→ **Task goal**:
Output only the lines from the line holding "What text is on this page?" through the close of the records, exactly as they appear, with all pictures omitted.

..........

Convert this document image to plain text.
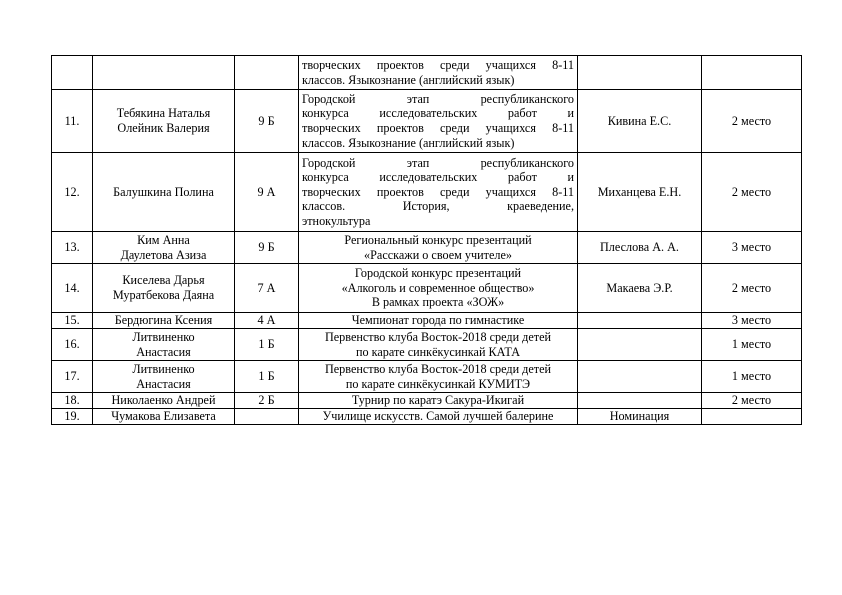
			творческих проектов среди учащихся 8-11
классов. Языкознание (английский язык)		

11.	Тебякина Наталья
Олейник Валерия	9 Б	Городской этап республиканского
конкурса исследовательских работ и
творческих проектов среди учащихся 8-11
классов. Языкознание (английский язык)	Кивина Е.С.	2 место
12.	Балушкина Полина	9 А	Городской этап республиканского
конкурса исследовательских работ и
творческих проектов среди учащихся 8-11
классов. История, краеведение,
этнокультура	Миханцева Е.Н.	2 место
13.	Ким Анна
Даулетова Азиза	9 Б	Региональный конкурс презентаций
«Расскажи о своем учителе»	Плеслова А. А.	3 место
14.	Киселева Дарья
Муратбекова Даяна	7 А	Городской конкурс презентаций
«Алкоголь и современное общество»
В рамках проекта «ЗОЖ»	Макаева Э.Р.	2 место
15.	Бердюгина Ксения	4 А	Чемпионат города по гимнастике		3 место
16.	Литвиненко
Анастасия	1 Б	Первенство клуба Восток-2018 среди детей
по карате синкёкусинкай КАТА		1 место
17.	Литвиненко
Анастасия	1 Б	Первенство клуба Восток-2018 среди детей
по карате синкёкусинкай КУМИТЭ		1 место
18.	Николаенко Андрей	2 Б	Турнир по каратэ Сакура-Икигай		2 место
19.	Чумакова Елизавета		Училище искусств. Самой лучшей балерине	Номинация	
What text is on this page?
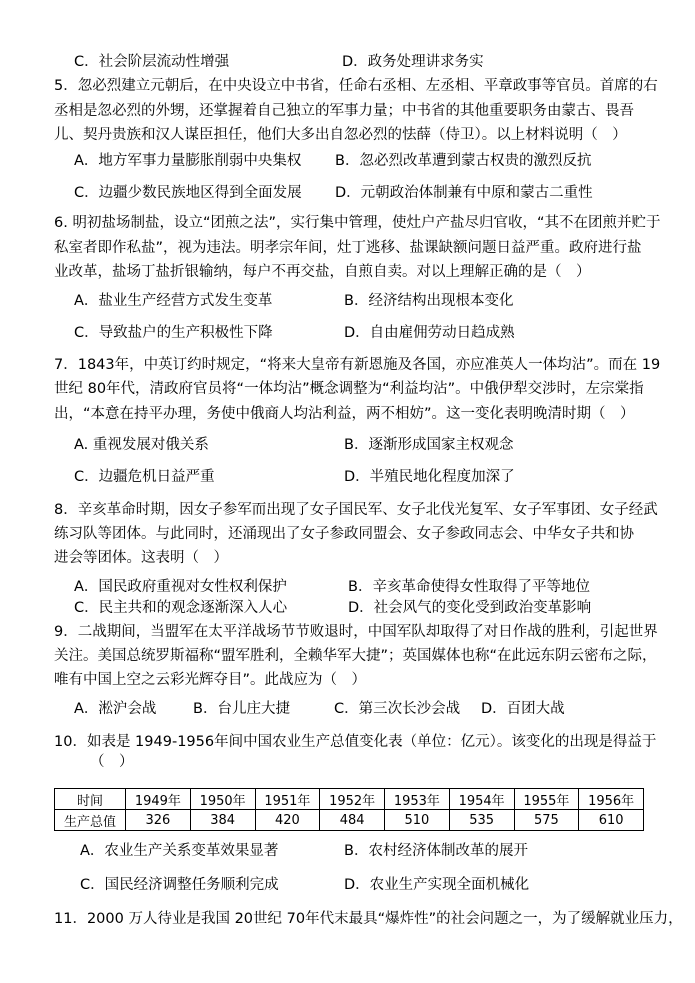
C．社会阶层流动性增强	D．政务处理讲求务实
5．忽必烈建立元朝后，在中央设立中书省，任命右丞相、左丞相、平章政事等官员。首席的右
丞相是忽必烈的外甥，还掌握着自己独立的军事力量；中书省的其他重要职务由蒙古、畏吾
儿、契丹贵族和汉人谋臣担任，他们大多出自忽必烈的怯薛（侍卫）。以上材料说明（　）
A．地方军事力量膨胀削弱中央集权 B．忽必烈改革遭到蒙古权贵的激烈反抗
C．边疆少数民族地区得到全面发展 D．元朝政治体制兼有中原和蒙古二重性
6. 明初盐场制盐，设立“团煎之法”，实行集中管理，使灶户产盐尽归官收，“其不在团煎并贮于
私室者即作私盐”，视为违法。明孝宗年间，灶丁逃移、盐课缺额问题日益严重。政府进行盐
业改革，盐场丁盐折银输纳，每户不再交盐，自煎自卖。对以上理解正确的是（　）
A．盐业生产经营方式发生变革	B．经济结构出现根本变化
C．导致盐户的生产积极性下降	D．自由雇佣劳动日趋成熟
7．1843年，中英订约时规定，“将来大皇帝有新恩施及各国，亦应准英人一体均沾”。而在 19
世纪 80年代，清政府官员将“一体均沾”概念调整为“利益均沾”。中俄伊犁交涉时，左宗棠指
出，“本意在持平办理，务使中俄商人均沾利益，两不相妨”。这一变化表明晚清时期（　）
A. 重视发展对俄关系	B．逐渐形成国家主权观念
C．边疆危机日益严重	D．半殖民地化程度加深了
8．辛亥革命时期，因女子参军而出现了女子国民军、女子北伐光复军、女子军事团、女子经武
练习队等团体。与此同时，还涌现出了女子参政同盟会、女子参政同志会、中华女子共和协
进会等团体。这表明（　）
A．国民政府重视对女性权利保护	B．辛亥革命使得女性取得了平等地位
C．民主共和的观念逐渐深入人心	D．社会风气的变化受到政治变革影响
9．二战期间，当盟军在太平洋战场节节败退时，中国军队却取得了对日作战的胜利，引起世界
关注。美国总统罗斯福称“盟军胜利，全赖华军大捷”；英国媒体也称“在此远东阴云密布之际，
唯有中国上空之云彩光辉夺目”。此战应为（　）
A．淞沪会战	B．台儿庄大捷	C．第三次长沙会战 D．百团大战
10．如表是 1949-1956年间中国农业生产总值变化表（单位：亿元）。该变化的出现是得益于
（　）
时间	1949年	1950年	1951年	1952年	1953年	1954年	1955年	1956年
生产总值	326	384	420	484	510	535	575	610
A．农业生产关系变革效果显著	B．农村经济体制改革的展开
C．国民经济调整任务顺利完成	D．农业生产实现全面机械化
11．2000 万人待业是我国 20世纪 70年代末最具“爆炸性”的社会问题之一，为了缓解就业压力，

..........

→ **Correct response**:
What text is on this page?
C．社会阶层流动性增强	D．政务处理讲求务实
5．忽必烈建立元朝后，在中央设立中书省，任命右丞相、左丞相、平章政事等官员。首席的右
丞相是忽必烈的外甥，还掌握着自己独立的军事力量；中书省的其他重要职务由蒙古、畏吾
儿、契丹贵族和汉人谋臣担任，他们大多出自忽必烈的怯薛（侍卫）。以上材料说明（　）
A．地方军事力量膨胀削弱中央集权 B．忽必烈改革遭到蒙古权贵的激烈反抗
C．边疆少数民族地区得到全面发展 D．元朝政治体制兼有中原和蒙古二重性
6. 明初盐场制盐，设立“团煎之法”，实行集中管理，使灶户产盐尽归官收，“其不在团煎并贮于
私室者即作私盐”，视为违法。明孝宗年间，灶丁逃移、盐课缺额问题日益严重。政府进行盐
业改革，盐场丁盐折银输纳，每户不再交盐，自煎自卖。对以上理解正确的是（　）
A．盐业生产经营方式发生变革	B．经济结构出现根本变化
C．导致盐户的生产积极性下降	D．自由雇佣劳动日趋成熟
7．1843年，中英订约时规定，“将来大皇帝有新恩施及各国，亦应准英人一体均沾”。而在 19
世纪 80年代，清政府官员将“一体均沾”概念调整为“利益均沾”。中俄伊犁交涉时，左宗棠指
出，“本意在持平办理，务使中俄商人均沾利益，两不相妨”。这一变化表明晚清时期（　）
A. 重视发展对俄关系	B．逐渐形成国家主权观念
C．边疆危机日益严重	D．半殖民地化程度加深了
8．辛亥革命时期，因女子参军而出现了女子国民军、女子北伐光复军、女子军事团、女子经武
练习队等团体。与此同时，还涌现出了女子参政同盟会、女子参政同志会、中华女子共和协
进会等团体。这表明（　）
A．国民政府重视对女性权利保护	B．辛亥革命使得女性取得了平等地位
C．民主共和的观念逐渐深入人心	D．社会风气的变化受到政治变革影响
9．二战期间，当盟军在太平洋战场节节败退时，中国军队却取得了对日作战的胜利，引起世界
关注。美国总统罗斯福称“盟军胜利，全赖华军大捷”；英国媒体也称“在此远东阴云密布之际，
唯有中国上空之云彩光辉夺目”。此战应为（　）
A．淞沪会战	B．台儿庄大捷	C．第三次长沙会战 D．百团大战
10．如表是 1949-1956年间中国农业生产总值变化表（单位：亿元）。该变化的出现是得益于
（　）
时间	1949年	1950年	1951年	1952年	1953年	1954年	1955年	1956年
生产总值	326	384	420	484	510	535	575	610
A．农业生产关系变革效果显著	B．农村经济体制改革的展开
C．国民经济调整任务顺利完成	D．农业生产实现全面机械化
11．2000 万人待业是我国 20世纪 70年代末最具“爆炸性”的社会问题之一，为了缓解就业压力，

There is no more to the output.